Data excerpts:
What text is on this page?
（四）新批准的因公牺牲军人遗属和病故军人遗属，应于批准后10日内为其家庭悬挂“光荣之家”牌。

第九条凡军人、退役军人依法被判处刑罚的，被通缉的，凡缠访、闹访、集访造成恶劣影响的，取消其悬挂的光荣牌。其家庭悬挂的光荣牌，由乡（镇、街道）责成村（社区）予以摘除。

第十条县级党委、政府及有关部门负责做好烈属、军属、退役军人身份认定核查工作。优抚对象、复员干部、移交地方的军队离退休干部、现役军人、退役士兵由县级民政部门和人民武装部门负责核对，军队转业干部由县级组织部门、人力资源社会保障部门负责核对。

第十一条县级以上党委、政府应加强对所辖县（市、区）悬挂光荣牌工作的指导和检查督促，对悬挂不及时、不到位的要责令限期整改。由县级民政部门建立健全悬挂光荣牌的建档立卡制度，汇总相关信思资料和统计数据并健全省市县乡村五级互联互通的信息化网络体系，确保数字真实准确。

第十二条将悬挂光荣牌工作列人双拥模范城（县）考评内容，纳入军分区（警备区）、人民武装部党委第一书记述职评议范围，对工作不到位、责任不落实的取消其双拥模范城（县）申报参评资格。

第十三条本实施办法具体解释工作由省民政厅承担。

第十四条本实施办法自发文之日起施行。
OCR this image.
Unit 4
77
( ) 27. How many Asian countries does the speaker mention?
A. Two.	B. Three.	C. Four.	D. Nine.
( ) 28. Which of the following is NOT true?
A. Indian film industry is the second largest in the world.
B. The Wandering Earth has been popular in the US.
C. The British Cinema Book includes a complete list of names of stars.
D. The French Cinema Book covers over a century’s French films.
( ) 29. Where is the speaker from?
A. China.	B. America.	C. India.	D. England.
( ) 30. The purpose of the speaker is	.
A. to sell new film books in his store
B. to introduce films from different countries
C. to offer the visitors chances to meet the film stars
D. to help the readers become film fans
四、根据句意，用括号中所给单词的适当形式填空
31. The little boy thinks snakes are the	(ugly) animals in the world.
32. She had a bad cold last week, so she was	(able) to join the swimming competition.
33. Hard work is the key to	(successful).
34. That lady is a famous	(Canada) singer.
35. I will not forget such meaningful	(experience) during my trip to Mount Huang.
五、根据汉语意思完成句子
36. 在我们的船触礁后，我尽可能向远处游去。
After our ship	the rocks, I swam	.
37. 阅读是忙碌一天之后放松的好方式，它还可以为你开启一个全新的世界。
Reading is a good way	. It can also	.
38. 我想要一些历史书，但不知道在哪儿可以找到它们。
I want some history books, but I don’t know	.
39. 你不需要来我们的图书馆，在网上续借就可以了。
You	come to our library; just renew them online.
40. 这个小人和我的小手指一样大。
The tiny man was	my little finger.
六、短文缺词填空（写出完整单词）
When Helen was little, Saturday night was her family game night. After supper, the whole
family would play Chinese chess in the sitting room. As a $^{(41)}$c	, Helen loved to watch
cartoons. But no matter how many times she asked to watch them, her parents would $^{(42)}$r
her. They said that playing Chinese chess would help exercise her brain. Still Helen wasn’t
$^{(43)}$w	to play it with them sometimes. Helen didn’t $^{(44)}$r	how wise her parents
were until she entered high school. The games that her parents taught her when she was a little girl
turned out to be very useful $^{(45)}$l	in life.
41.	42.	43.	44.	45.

Your task: Exactly reproduce all of the entries above.

Solution:
What text is on this page?
（四）新批准的因公牺牲军人遗属和病故军人遗属，应于批准后10日内为其家庭悬挂“光荣之家”牌。

第九条凡军人、退役军人依法被判处刑罚的，被通缉的，凡缠访、闹访、集访造成恶劣影响的，取消其悬挂的光荣牌。其家庭悬挂的光荣牌，由乡（镇、街道）责成村（社区）予以摘除。

第十条县级党委、政府及有关部门负责做好烈属、军属、退役军人身份认定核查工作。优抚对象、复员干部、移交地方的军队离退休干部、现役军人、退役士兵由县级民政部门和人民武装部门负责核对，军队转业干部由县级组织部门、人力资源社会保障部门负责核对。

第十一条县级以上党委、政府应加强对所辖县（市、区）悬挂光荣牌工作的指导和检查督促，对悬挂不及时、不到位的要责令限期整改。由县级民政部门建立健全悬挂光荣牌的建档立卡制度，汇总相关信思资料和统计数据并健全省市县乡村五级互联互通的信息化网络体系，确保数字真实准确。

第十二条将悬挂光荣牌工作列人双拥模范城（县）考评内容，纳入军分区（警备区）、人民武装部党委第一书记述职评议范围，对工作不到位、责任不落实的取消其双拥模范城（县）申报参评资格。

第十三条本实施办法具体解释工作由省民政厅承担。

第十四条本实施办法自发文之日起施行。
OCR this image.
Unit 4
77
( ) 27. How many Asian countries does the speaker mention?
A. Two.	B. Three.	C. Four.	D. Nine.
( ) 28. Which of the following is NOT true?
A. Indian film industry is the second largest in the world.
B. The Wandering Earth has been popular in the US.
C. The British Cinema Book includes a complete list of names of stars.
D. The French Cinema Book covers over a century’s French films.
( ) 29. Where is the speaker from?
A. China.	B. America.	C. India.	D. England.
( ) 30. The purpose of the speaker is	.
A. to sell new film books in his store
B. to introduce films from different countries
C. to offer the visitors chances to meet the film stars
D. to help the readers become film fans
四、根据句意，用括号中所给单词的适当形式填空
31. The little boy thinks snakes are the	(ugly) animals in the world.
32. She had a bad cold last week, so she was	(able) to join the swimming competition.
33. Hard work is the key to	(successful).
34. That lady is a famous	(Canada) singer.
35. I will not forget such meaningful	(experience) during my trip to Mount Huang.
五、根据汉语意思完成句子
36. 在我们的船触礁后，我尽可能向远处游去。
After our ship	the rocks, I swam	.
37. 阅读是忙碌一天之后放松的好方式，它还可以为你开启一个全新的世界。
Reading is a good way	. It can also	.
38. 我想要一些历史书，但不知道在哪儿可以找到它们。
I want some history books, but I don’t know	.
39. 你不需要来我们的图书馆，在网上续借就可以了。
You	come to our library; just renew them online.
40. 这个小人和我的小手指一样大。
The tiny man was	my little finger.
六、短文缺词填空（写出完整单词）
When Helen was little, Saturday night was her family game night. After supper, the whole
family would play Chinese chess in the sitting room. As a $^{(41)}$c	, Helen loved to watch
cartoons. But no matter how many times she asked to watch them, her parents would $^{(42)}$r
her. They said that playing Chinese chess would help exercise her brain. Still Helen wasn’t
$^{(43)}$w	to play it with them sometimes. Helen didn’t $^{(44)}$r	how wise her parents
were until she entered high school. The games that her parents taught her when she was a little girl
turned out to be very useful $^{(45)}$l	in life.
41.	42.	43.	44.	45.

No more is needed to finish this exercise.